(Entries from a visual dataset)
** Begin **

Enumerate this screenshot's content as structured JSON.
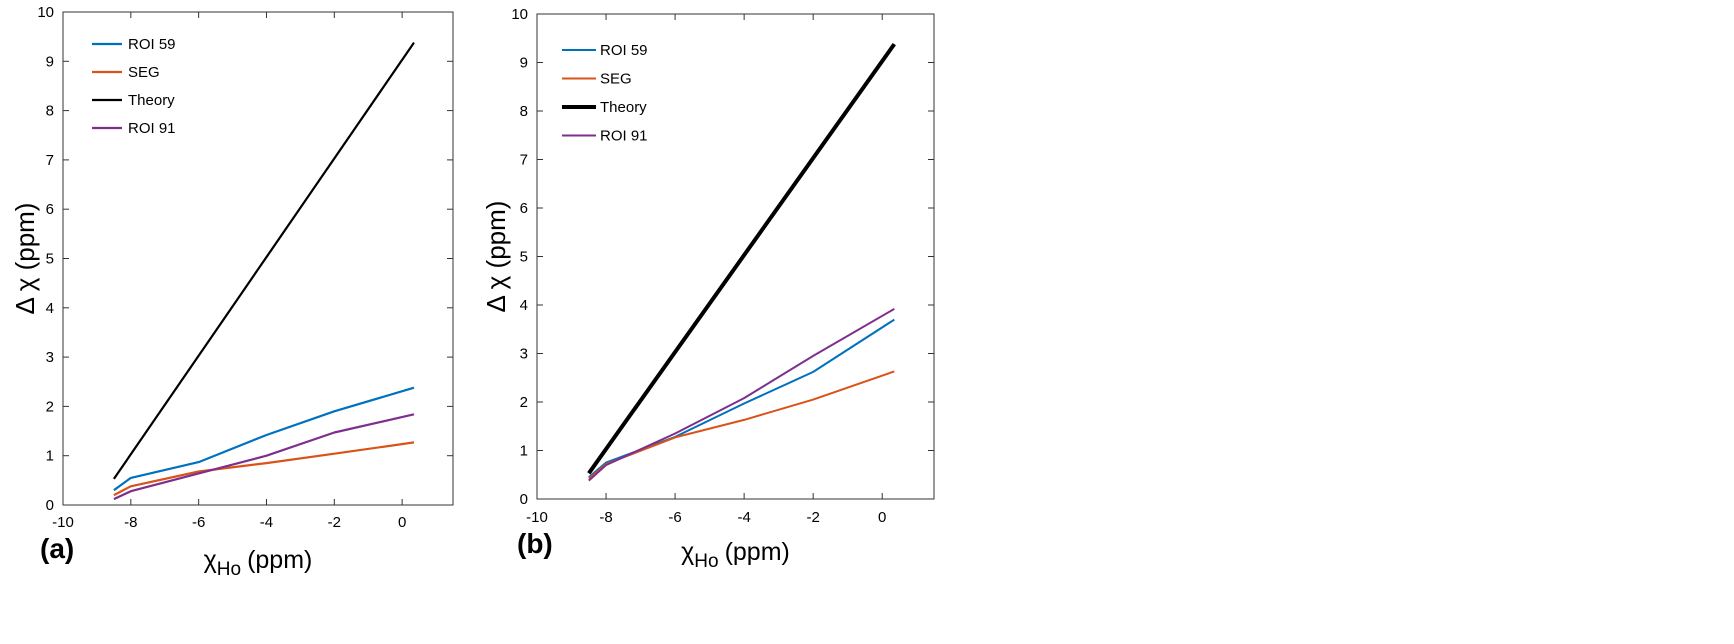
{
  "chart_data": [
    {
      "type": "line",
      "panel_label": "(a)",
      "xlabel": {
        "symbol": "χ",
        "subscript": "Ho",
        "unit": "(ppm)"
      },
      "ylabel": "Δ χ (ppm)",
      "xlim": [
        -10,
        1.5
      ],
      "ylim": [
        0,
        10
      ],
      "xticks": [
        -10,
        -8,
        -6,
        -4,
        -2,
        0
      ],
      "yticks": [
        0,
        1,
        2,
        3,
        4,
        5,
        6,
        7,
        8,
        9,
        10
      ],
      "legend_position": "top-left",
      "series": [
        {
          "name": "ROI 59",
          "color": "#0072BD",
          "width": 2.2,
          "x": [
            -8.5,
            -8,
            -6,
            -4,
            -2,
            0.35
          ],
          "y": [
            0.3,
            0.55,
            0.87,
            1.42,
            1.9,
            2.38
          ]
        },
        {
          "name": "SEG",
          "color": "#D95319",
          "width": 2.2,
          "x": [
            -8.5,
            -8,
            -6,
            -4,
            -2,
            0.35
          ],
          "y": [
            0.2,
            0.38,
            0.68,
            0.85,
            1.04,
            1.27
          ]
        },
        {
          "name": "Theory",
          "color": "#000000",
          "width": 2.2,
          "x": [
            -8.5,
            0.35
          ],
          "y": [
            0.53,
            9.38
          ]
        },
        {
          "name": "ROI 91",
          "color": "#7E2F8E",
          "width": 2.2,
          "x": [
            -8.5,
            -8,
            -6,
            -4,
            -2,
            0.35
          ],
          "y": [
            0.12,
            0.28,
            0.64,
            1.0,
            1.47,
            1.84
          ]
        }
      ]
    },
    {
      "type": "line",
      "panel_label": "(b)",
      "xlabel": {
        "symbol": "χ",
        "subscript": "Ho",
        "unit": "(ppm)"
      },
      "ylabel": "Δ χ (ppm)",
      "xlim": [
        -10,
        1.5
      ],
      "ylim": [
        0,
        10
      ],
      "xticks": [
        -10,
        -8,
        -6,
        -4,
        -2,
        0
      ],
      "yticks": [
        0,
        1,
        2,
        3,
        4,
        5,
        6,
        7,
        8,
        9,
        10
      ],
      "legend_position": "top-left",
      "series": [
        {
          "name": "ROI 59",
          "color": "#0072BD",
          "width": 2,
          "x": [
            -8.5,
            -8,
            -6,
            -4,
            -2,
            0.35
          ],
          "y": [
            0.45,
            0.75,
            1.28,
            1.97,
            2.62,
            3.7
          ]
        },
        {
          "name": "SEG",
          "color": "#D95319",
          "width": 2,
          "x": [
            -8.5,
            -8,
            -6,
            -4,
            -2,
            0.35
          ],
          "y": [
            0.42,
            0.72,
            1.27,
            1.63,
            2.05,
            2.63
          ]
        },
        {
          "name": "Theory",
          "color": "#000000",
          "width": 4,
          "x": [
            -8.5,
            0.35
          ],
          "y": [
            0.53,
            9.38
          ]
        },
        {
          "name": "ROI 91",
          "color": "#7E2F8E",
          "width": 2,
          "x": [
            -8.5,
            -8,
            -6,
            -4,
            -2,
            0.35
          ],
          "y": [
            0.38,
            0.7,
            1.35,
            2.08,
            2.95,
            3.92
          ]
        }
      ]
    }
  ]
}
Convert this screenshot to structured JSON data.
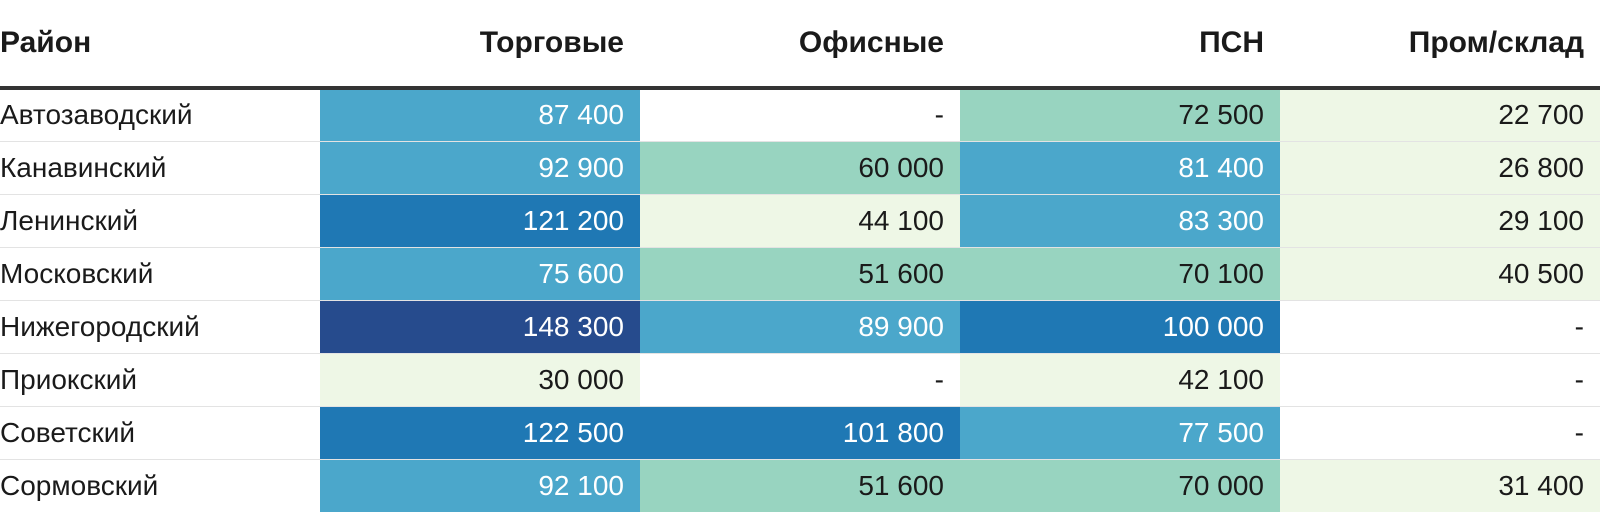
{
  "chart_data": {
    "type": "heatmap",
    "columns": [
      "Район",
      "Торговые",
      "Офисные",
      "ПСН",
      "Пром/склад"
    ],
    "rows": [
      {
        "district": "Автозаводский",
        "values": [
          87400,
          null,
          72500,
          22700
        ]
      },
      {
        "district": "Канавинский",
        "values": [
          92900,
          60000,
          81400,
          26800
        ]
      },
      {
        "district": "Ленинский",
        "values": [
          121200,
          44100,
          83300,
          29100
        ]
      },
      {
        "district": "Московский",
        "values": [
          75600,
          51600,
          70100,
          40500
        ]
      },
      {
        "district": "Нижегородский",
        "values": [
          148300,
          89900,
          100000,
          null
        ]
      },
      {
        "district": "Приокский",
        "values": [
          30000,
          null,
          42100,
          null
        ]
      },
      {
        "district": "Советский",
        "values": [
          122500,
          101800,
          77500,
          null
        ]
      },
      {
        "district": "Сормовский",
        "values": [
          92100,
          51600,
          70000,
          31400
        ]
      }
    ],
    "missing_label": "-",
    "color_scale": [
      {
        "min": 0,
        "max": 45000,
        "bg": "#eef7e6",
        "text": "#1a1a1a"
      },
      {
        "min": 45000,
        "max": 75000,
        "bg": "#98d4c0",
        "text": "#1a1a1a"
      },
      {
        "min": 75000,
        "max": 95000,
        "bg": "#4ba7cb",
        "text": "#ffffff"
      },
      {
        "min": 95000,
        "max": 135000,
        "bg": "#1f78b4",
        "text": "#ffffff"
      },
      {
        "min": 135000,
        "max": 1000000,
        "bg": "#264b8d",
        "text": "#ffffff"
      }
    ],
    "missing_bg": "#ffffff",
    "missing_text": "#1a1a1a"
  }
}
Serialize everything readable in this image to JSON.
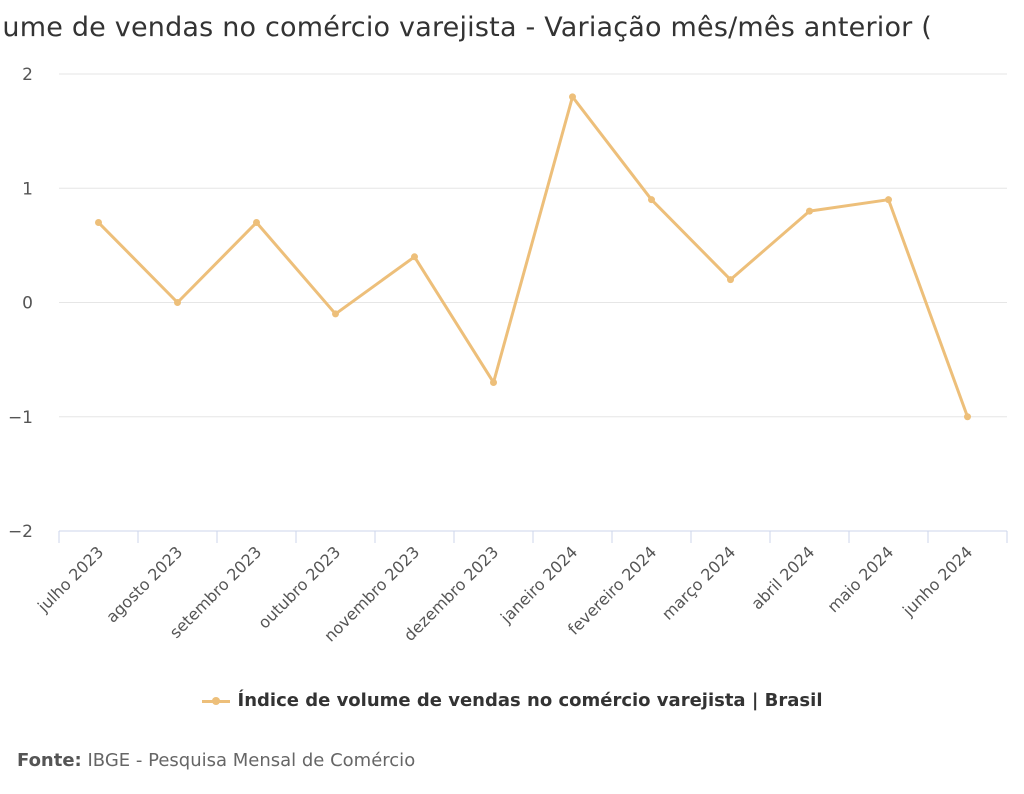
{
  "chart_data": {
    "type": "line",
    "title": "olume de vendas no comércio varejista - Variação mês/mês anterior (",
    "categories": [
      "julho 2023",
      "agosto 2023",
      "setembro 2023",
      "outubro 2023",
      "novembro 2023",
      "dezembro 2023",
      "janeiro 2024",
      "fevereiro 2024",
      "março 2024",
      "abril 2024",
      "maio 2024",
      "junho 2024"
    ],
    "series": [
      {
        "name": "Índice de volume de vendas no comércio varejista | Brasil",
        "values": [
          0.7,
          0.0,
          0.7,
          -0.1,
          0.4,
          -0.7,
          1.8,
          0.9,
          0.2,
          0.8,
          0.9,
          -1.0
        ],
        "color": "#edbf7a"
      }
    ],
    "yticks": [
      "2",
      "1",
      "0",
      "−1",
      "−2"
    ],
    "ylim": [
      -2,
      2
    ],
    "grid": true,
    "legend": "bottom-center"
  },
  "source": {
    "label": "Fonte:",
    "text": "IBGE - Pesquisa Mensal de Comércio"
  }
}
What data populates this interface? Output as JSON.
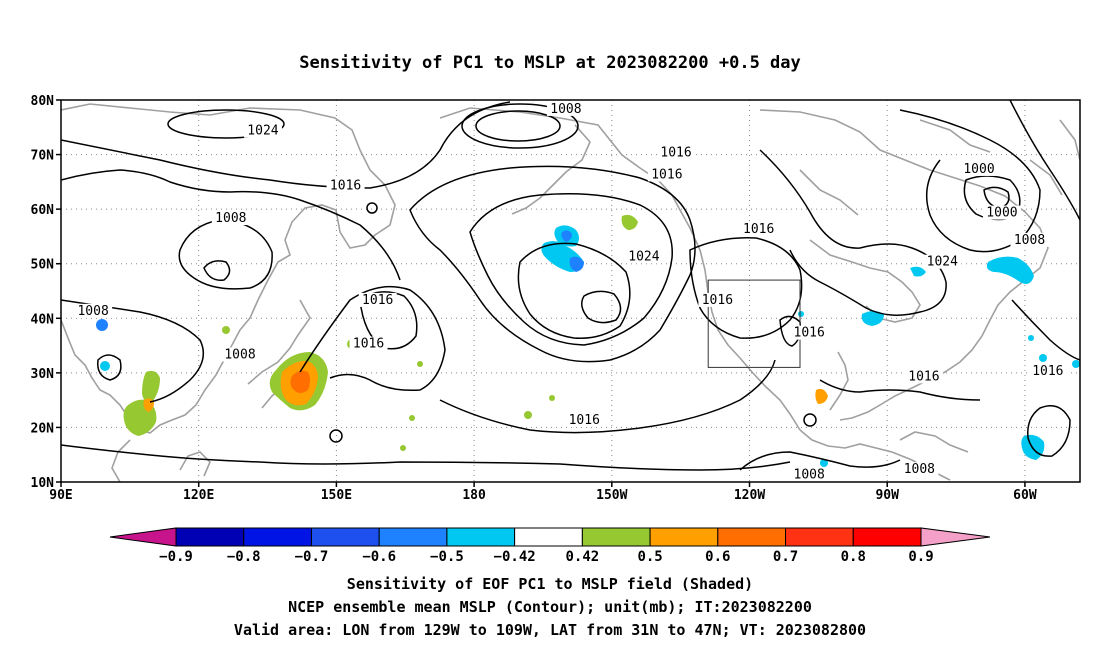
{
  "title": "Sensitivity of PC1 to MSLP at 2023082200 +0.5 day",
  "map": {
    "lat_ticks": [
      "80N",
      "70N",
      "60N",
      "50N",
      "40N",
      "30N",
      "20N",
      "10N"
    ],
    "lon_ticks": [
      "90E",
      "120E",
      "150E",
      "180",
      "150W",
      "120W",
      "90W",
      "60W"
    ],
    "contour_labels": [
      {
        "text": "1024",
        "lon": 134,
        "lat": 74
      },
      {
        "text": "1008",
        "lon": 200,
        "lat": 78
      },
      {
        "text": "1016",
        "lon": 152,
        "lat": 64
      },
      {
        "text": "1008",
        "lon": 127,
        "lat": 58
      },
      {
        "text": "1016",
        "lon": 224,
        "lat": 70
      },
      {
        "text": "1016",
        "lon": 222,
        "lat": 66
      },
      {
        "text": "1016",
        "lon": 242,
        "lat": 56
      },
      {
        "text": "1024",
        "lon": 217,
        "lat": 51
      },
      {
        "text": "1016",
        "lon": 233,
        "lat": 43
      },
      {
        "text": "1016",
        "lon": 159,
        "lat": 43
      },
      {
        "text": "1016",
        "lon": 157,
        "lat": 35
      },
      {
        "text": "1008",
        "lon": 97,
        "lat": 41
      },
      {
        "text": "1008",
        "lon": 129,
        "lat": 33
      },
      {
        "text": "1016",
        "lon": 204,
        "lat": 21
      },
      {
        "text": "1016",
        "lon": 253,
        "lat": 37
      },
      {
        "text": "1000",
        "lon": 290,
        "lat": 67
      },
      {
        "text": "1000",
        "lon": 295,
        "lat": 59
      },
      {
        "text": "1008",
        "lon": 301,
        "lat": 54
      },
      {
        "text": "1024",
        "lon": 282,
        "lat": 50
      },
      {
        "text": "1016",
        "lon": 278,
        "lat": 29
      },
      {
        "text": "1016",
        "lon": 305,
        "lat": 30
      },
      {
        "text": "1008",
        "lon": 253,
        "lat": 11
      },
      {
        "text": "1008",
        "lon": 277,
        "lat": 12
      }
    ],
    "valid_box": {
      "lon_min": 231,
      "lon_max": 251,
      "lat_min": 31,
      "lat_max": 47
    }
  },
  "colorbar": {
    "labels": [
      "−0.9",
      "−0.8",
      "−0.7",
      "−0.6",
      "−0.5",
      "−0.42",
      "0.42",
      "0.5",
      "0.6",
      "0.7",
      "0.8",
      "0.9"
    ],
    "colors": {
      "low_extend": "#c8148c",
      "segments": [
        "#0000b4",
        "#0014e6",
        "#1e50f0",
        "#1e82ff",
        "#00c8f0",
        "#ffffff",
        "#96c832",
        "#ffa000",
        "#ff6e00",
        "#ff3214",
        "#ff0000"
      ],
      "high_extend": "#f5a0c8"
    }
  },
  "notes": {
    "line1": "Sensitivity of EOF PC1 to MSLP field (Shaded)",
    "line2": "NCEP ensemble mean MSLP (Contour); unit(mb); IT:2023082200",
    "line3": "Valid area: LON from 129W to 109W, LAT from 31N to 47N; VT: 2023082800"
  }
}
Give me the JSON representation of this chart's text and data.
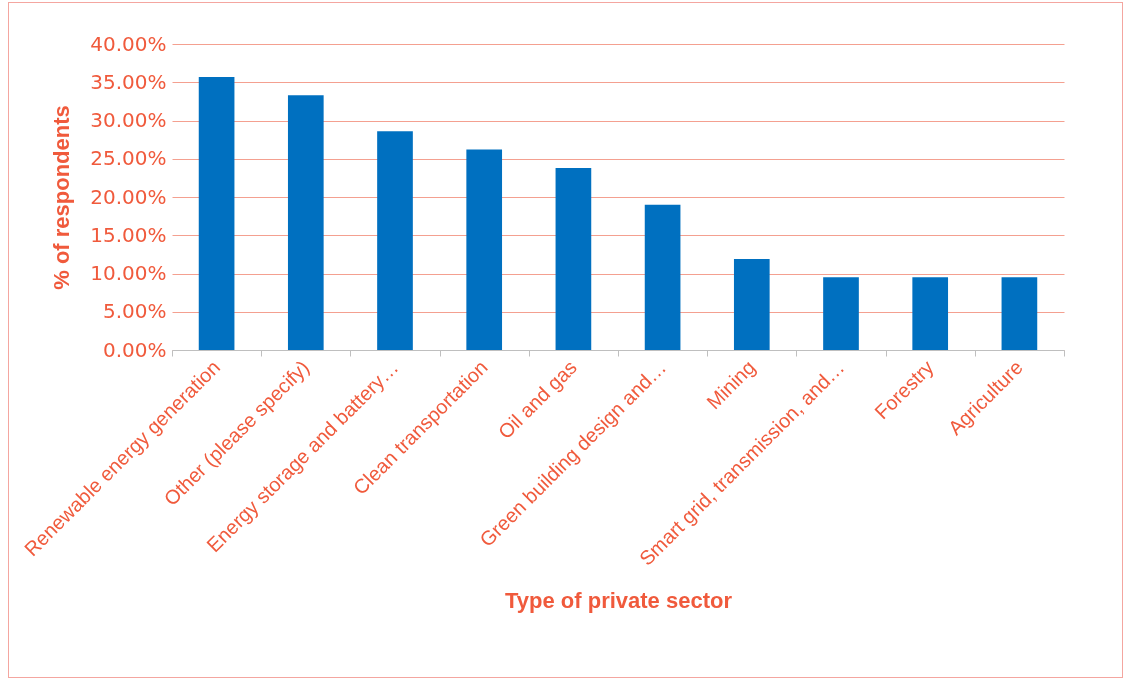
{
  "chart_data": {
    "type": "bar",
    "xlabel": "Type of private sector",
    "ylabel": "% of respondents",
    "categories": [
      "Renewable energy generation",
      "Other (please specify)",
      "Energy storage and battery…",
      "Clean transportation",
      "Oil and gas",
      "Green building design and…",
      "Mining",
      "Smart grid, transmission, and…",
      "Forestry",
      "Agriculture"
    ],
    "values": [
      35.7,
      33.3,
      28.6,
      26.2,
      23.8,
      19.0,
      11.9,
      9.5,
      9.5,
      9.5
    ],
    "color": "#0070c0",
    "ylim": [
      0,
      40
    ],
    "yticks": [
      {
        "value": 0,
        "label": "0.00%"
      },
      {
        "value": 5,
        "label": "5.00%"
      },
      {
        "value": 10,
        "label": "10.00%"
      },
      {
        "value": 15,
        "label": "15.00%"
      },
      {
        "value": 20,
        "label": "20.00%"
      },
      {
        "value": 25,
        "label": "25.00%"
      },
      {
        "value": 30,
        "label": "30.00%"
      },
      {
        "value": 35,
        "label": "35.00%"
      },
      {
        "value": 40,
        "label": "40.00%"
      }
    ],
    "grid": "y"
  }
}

** End **

▶ What to work on
Among the lines of the material, find those that hold the word "varejista" and copy them.

▶ Exercise result
    "title": "olume de vendas no comércio varejista - Variação mês/mês anterior (",
        "name": "Índice de volume de vendas no comércio varejista | Brasil",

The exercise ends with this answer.